GOAL:
Return every line below in which "ACDC" appears.

---+---

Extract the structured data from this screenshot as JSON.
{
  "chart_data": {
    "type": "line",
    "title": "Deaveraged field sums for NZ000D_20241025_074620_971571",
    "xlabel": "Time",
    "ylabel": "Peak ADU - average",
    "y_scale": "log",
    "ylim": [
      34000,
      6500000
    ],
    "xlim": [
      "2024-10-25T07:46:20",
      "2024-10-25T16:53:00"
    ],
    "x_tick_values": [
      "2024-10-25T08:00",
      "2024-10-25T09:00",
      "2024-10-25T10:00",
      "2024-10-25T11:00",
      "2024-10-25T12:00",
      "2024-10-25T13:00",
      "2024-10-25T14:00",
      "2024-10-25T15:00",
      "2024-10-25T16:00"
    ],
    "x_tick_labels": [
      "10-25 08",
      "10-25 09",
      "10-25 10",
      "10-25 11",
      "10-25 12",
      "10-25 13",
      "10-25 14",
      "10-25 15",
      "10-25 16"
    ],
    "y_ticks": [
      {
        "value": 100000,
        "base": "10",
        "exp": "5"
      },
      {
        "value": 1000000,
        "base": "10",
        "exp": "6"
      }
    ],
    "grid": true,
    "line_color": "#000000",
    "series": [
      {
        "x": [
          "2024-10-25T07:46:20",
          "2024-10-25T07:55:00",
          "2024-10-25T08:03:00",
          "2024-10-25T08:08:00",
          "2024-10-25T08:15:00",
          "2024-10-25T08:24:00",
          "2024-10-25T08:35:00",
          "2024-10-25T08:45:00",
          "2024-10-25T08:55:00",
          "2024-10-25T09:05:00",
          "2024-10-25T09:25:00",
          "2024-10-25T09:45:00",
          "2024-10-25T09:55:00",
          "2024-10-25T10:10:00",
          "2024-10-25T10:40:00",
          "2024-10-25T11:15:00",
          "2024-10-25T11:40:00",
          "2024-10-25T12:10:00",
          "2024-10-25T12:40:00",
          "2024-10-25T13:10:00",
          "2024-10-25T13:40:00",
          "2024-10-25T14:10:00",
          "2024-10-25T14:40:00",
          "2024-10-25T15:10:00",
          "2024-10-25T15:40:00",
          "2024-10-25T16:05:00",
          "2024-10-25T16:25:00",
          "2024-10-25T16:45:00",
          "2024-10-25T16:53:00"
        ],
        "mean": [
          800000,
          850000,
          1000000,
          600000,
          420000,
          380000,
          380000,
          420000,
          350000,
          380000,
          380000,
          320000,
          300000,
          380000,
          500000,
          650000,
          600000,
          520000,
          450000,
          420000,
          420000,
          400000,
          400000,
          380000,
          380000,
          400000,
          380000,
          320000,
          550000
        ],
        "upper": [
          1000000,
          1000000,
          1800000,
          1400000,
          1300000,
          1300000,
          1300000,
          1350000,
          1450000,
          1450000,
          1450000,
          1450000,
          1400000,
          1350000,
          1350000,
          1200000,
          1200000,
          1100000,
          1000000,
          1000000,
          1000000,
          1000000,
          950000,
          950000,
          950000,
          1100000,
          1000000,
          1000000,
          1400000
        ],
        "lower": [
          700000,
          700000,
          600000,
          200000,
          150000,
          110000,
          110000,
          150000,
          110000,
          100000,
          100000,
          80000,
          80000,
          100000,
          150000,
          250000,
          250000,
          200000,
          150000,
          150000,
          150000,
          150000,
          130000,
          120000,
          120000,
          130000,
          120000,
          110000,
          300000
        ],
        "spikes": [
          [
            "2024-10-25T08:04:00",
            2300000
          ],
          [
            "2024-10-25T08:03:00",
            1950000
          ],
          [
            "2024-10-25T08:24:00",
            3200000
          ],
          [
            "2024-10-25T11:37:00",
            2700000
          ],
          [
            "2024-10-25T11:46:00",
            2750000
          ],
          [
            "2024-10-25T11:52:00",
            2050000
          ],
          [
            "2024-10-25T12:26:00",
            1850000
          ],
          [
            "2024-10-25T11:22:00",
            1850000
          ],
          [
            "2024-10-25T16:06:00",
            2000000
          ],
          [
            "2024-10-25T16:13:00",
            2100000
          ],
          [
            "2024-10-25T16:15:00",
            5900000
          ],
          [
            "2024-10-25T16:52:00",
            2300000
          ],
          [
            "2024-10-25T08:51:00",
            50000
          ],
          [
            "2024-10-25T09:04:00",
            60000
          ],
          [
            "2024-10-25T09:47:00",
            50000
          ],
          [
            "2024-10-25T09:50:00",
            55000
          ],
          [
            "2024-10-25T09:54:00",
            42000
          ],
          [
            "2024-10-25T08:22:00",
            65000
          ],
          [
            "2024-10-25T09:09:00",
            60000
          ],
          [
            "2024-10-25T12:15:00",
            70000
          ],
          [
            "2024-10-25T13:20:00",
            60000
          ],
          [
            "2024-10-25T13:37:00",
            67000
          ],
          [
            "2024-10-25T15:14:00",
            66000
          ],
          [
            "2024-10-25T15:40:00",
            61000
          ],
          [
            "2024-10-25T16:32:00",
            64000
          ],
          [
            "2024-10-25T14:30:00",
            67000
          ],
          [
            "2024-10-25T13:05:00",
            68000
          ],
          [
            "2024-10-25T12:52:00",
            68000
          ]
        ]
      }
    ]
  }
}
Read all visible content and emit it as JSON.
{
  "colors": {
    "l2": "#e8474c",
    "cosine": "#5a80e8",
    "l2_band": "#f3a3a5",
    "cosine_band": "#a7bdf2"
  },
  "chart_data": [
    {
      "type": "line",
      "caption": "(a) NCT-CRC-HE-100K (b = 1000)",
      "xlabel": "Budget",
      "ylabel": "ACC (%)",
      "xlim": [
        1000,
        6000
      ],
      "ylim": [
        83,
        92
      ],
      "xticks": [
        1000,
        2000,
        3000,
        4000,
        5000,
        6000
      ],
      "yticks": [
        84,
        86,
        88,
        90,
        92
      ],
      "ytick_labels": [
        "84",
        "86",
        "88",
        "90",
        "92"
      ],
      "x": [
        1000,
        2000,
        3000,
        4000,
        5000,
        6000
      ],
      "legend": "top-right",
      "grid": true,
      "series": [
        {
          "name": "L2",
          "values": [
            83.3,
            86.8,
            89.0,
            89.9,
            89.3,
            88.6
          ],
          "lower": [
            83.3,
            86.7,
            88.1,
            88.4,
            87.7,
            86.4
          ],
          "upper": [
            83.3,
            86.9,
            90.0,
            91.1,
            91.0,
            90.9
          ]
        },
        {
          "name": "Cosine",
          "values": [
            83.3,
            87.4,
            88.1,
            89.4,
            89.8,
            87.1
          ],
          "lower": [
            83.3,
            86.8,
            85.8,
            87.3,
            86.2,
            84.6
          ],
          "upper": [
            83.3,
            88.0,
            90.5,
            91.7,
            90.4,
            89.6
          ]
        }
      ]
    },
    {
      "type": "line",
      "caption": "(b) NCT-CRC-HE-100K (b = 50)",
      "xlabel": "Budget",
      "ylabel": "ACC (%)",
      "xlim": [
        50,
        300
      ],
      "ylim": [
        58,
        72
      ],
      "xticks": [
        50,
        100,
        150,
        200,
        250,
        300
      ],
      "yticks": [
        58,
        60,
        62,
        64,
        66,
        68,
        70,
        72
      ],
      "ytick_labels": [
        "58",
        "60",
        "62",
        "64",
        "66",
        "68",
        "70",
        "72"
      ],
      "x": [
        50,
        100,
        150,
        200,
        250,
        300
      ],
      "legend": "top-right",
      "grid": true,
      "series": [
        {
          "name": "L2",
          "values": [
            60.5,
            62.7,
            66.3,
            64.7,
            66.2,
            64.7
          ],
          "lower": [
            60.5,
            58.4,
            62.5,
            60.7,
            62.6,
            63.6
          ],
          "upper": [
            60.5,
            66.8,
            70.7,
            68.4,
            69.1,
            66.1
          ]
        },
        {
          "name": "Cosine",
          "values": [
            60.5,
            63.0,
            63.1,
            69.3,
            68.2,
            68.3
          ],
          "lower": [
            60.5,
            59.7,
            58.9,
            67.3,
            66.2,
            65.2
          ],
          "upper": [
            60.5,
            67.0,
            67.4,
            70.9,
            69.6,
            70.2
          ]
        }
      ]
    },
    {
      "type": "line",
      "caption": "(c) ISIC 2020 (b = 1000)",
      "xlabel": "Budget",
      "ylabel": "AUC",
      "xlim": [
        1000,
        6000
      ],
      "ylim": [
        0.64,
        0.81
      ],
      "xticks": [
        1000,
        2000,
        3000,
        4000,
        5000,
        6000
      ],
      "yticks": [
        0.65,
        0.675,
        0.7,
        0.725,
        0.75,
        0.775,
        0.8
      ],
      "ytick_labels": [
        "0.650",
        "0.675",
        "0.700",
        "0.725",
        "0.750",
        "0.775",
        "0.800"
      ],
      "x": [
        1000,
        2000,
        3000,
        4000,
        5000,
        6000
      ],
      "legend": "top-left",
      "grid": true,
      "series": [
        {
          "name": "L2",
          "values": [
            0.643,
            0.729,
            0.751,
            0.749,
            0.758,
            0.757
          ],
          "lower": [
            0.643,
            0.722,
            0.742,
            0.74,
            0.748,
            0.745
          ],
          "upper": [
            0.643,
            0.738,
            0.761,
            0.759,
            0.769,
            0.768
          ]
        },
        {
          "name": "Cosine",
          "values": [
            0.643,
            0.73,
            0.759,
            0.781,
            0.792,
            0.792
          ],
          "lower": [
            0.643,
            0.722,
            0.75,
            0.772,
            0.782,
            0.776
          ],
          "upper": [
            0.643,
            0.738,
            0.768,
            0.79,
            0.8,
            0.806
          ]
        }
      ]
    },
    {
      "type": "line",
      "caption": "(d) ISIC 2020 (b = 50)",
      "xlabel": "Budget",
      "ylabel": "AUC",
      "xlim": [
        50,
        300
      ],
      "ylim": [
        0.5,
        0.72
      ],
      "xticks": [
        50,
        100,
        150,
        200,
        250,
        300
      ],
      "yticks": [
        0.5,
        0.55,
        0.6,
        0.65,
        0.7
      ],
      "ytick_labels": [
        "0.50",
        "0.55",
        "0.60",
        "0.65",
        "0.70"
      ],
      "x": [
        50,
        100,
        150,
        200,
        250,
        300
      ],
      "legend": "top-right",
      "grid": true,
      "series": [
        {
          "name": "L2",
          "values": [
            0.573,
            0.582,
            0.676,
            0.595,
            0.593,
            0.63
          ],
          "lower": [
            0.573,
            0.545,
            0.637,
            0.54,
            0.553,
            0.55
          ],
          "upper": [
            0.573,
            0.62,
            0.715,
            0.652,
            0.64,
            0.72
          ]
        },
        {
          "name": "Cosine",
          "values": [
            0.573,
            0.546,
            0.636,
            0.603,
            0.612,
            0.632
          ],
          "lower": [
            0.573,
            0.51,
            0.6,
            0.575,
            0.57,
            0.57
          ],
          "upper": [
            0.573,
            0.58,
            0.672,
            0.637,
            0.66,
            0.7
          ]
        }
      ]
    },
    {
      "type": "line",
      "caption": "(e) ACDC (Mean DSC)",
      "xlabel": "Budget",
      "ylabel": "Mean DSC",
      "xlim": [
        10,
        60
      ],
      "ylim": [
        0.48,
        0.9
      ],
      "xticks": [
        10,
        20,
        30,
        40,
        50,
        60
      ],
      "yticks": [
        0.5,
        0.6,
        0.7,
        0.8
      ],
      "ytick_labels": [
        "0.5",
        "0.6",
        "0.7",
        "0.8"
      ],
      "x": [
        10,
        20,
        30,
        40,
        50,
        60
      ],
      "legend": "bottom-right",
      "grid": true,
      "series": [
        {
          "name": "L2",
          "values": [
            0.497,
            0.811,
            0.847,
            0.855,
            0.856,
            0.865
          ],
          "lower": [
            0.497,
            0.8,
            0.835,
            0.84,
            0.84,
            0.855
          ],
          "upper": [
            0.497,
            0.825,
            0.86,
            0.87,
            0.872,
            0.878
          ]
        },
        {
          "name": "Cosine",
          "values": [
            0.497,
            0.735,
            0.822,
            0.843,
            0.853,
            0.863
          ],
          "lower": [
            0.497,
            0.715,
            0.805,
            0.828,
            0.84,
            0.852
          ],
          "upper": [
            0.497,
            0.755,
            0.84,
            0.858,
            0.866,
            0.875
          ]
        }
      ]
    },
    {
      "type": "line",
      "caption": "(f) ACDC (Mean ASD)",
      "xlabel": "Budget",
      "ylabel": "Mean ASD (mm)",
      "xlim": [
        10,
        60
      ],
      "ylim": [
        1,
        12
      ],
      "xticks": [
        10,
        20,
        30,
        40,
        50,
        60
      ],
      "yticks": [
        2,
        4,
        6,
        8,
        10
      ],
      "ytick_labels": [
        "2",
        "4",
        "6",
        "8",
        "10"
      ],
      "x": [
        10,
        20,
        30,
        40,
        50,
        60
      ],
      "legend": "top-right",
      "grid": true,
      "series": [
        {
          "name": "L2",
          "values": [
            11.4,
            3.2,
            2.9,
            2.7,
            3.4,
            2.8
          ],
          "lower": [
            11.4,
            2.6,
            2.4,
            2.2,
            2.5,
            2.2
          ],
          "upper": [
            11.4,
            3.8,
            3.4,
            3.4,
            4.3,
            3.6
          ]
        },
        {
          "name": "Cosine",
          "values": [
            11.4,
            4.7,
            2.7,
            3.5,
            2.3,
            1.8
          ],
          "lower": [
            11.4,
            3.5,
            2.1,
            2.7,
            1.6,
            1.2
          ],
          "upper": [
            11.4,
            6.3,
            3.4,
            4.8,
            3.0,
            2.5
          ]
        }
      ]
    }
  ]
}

---+---

TASK RESULT:
      "caption": "(e) ACDC (Mean DSC)",
      "caption": "(f) ACDC (Mean ASD)",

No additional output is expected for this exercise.